*What the task asks*. Would you copy out the whole listing exactly as given?

*Provided records*.
•••

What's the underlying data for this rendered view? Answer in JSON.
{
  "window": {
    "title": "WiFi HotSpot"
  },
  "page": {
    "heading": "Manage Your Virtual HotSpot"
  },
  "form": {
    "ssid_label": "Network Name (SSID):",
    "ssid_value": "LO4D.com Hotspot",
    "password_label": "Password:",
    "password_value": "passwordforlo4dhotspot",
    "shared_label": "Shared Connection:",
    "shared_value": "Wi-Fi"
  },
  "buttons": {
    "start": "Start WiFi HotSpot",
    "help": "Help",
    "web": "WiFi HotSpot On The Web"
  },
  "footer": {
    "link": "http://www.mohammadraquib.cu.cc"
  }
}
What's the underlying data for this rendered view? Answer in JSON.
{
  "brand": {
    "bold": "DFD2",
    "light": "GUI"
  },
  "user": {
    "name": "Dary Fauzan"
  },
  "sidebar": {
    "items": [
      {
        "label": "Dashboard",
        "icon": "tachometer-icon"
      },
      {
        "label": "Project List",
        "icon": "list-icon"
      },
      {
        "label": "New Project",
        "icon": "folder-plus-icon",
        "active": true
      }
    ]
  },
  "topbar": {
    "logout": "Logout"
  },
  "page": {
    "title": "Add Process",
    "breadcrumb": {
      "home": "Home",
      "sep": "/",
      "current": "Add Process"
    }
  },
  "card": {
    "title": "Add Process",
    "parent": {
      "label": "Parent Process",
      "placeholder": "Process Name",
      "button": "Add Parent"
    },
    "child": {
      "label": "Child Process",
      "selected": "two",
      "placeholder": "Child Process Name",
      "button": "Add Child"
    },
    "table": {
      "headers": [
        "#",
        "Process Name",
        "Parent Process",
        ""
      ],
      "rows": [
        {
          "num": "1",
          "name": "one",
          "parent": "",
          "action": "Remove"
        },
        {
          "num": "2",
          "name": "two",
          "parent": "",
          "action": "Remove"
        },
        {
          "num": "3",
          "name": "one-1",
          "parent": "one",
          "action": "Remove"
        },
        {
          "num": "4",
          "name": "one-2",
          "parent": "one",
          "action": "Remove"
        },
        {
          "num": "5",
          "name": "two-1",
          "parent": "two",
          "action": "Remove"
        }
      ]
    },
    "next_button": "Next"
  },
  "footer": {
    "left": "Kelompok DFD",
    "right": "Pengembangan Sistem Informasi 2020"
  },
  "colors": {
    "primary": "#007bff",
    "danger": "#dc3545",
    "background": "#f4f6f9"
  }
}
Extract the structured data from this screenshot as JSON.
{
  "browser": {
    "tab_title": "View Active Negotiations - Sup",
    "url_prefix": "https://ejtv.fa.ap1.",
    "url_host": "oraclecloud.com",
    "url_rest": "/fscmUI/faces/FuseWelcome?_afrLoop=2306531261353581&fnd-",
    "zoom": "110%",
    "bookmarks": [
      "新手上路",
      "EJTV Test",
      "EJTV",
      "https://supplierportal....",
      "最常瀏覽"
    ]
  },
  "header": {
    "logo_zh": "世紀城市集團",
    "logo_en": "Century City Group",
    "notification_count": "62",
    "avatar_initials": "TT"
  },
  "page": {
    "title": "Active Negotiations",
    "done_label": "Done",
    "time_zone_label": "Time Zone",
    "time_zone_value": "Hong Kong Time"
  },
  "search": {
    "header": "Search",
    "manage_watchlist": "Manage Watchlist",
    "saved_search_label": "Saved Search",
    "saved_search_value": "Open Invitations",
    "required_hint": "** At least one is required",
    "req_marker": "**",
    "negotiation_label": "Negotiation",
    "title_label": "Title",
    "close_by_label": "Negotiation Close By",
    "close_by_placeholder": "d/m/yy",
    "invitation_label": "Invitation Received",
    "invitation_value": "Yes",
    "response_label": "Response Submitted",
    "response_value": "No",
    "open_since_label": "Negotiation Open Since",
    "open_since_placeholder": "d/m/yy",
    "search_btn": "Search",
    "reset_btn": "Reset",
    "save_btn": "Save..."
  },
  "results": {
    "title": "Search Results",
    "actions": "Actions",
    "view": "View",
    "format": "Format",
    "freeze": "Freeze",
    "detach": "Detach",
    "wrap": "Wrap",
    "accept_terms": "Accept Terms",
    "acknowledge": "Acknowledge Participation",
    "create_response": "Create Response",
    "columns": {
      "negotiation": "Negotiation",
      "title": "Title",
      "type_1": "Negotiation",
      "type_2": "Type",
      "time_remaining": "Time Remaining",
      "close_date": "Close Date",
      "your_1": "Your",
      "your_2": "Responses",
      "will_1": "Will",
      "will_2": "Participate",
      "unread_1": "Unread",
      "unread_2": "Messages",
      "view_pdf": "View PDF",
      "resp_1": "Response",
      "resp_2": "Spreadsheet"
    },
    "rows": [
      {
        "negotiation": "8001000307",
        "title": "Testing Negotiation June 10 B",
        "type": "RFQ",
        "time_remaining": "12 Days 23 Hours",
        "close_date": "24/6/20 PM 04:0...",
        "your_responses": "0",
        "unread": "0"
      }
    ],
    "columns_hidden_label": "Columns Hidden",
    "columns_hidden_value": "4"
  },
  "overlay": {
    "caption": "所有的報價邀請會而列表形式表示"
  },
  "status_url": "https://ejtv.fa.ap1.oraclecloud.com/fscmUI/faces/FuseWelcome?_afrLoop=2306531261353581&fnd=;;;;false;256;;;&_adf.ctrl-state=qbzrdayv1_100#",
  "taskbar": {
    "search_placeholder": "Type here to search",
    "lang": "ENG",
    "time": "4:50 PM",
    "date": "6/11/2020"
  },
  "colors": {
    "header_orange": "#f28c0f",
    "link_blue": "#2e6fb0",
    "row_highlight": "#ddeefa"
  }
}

•••

*Correct output*.
What's the underlying data for this rendered view? Answer in JSON.
{
  "window": {
    "title": "WiFi HotSpot"
  },
  "page": {
    "heading": "Manage Your Virtual HotSpot"
  },
  "form": {
    "ssid_label": "Network Name (SSID):",
    "ssid_value": "LO4D.com Hotspot",
    "password_label": "Password:",
    "password_value": "passwordforlo4dhotspot",
    "shared_label": "Shared Connection:",
    "shared_value": "Wi-Fi"
  },
  "buttons": {
    "start": "Start WiFi HotSpot",
    "help": "Help",
    "web": "WiFi HotSpot On The Web"
  },
  "footer": {
    "link": "http://www.mohammadraquib.cu.cc"
  }
}
What's the underlying data for this rendered view? Answer in JSON.
{
  "brand": {
    "bold": "DFD2",
    "light": "GUI"
  },
  "user": {
    "name": "Dary Fauzan"
  },
  "sidebar": {
    "items": [
      {
        "label": "Dashboard",
        "icon": "tachometer-icon"
      },
      {
        "label": "Project List",
        "icon": "list-icon"
      },
      {
        "label": "New Project",
        "icon": "folder-plus-icon",
        "active": true
      }
    ]
  },
  "topbar": {
    "logout": "Logout"
  },
  "page": {
    "title": "Add Process",
    "breadcrumb": {
      "home": "Home",
      "sep": "/",
      "current": "Add Process"
    }
  },
  "card": {
    "title": "Add Process",
    "parent": {
      "label": "Parent Process",
      "placeholder": "Process Name",
      "button": "Add Parent"
    },
    "child": {
      "label": "Child Process",
      "selected": "two",
      "placeholder": "Child Process Name",
      "button": "Add Child"
    },
    "table": {
      "headers": [
        "#",
        "Process Name",
        "Parent Process",
        ""
      ],
      "rows": [
        {
          "num": "1",
          "name": "one",
          "parent": "",
          "action": "Remove"
        },
        {
          "num": "2",
          "name": "two",
          "parent": "",
          "action": "Remove"
        },
        {
          "num": "3",
          "name": "one-1",
          "parent": "one",
          "action": "Remove"
        },
        {
          "num": "4",
          "name": "one-2",
          "parent": "one",
          "action": "Remove"
        },
        {
          "num": "5",
          "name": "two-1",
          "parent": "two",
          "action": "Remove"
        }
      ]
    },
    "next_button": "Next"
  },
  "footer": {
    "left": "Kelompok DFD",
    "right": "Pengembangan Sistem Informasi 2020"
  },
  "colors": {
    "primary": "#007bff",
    "danger": "#dc3545",
    "background": "#f4f6f9"
  }
}
Extract the structured data from this screenshot as JSON.
{
  "browser": {
    "tab_title": "View Active Negotiations - Sup",
    "url_prefix": "https://ejtv.fa.ap1.",
    "url_host": "oraclecloud.com",
    "url_rest": "/fscmUI/faces/FuseWelcome?_afrLoop=2306531261353581&fnd-",
    "zoom": "110%",
    "bookmarks": [
      "新手上路",
      "EJTV Test",
      "EJTV",
      "https://supplierportal....",
      "最常瀏覽"
    ]
  },
  "header": {
    "logo_zh": "世紀城市集團",
    "logo_en": "Century City Group",
    "notification_count": "62",
    "avatar_initials": "TT"
  },
  "page": {
    "title": "Active Negotiations",
    "done_label": "Done",
    "time_zone_label": "Time Zone",
    "time_zone_value": "Hong Kong Time"
  },
  "search": {
    "header": "Search",
    "manage_watchlist": "Manage Watchlist",
    "saved_search_label": "Saved Search",
    "saved_search_value": "Open Invitations",
    "required_hint": "** At least one is required",
    "req_marker": "**",
    "negotiation_label": "Negotiation",
    "title_label": "Title",
    "close_by_label": "Negotiation Close By",
    "close_by_placeholder": "d/m/yy",
    "invitation_label": "Invitation Received",
    "invitation_value": "Yes",
    "response_label": "Response Submitted",
    "response_value": "No",
    "open_since_label": "Negotiation Open Since",
    "open_since_placeholder": "d/m/yy",
    "search_btn": "Search",
    "reset_btn": "Reset",
    "save_btn": "Save..."
  },
  "results": {
    "title": "Search Results",
    "actions": "Actions",
    "view": "View",
    "format": "Format",
    "freeze": "Freeze",
    "detach": "Detach",
    "wrap": "Wrap",
    "accept_terms": "Accept Terms",
    "acknowledge": "Acknowledge Participation",
    "create_response": "Create Response",
    "columns": {
      "negotiation": "Negotiation",
      "title": "Title",
      "type_1": "Negotiation",
      "type_2": "Type",
      "time_remaining": "Time Remaining",
      "close_date": "Close Date",
      "your_1": "Your",
      "your_2": "Responses",
      "will_1": "Will",
      "will_2": "Participate",
      "unread_1": "Unread",
      "unread_2": "Messages",
      "view_pdf": "View PDF",
      "resp_1": "Response",
      "resp_2": "Spreadsheet"
    },
    "rows": [
      {
        "negotiation": "8001000307",
        "title": "Testing Negotiation June 10 B",
        "type": "RFQ",
        "time_remaining": "12 Days 23 Hours",
        "close_date": "24/6/20 PM 04:0...",
        "your_responses": "0",
        "unread": "0"
      }
    ],
    "columns_hidden_label": "Columns Hidden",
    "columns_hidden_value": "4"
  },
  "overlay": {
    "caption": "所有的報價邀請會而列表形式表示"
  },
  "status_url": "https://ejtv.fa.ap1.oraclecloud.com/fscmUI/faces/FuseWelcome?_afrLoop=2306531261353581&fnd=;;;;false;256;;;&_adf.ctrl-state=qbzrdayv1_100#",
  "taskbar": {
    "search_placeholder": "Type here to search",
    "lang": "ENG",
    "time": "4:50 PM",
    "date": "6/11/2020"
  },
  "colors": {
    "header_orange": "#f28c0f",
    "link_blue": "#2e6fb0",
    "row_highlight": "#ddeefa"
  }
}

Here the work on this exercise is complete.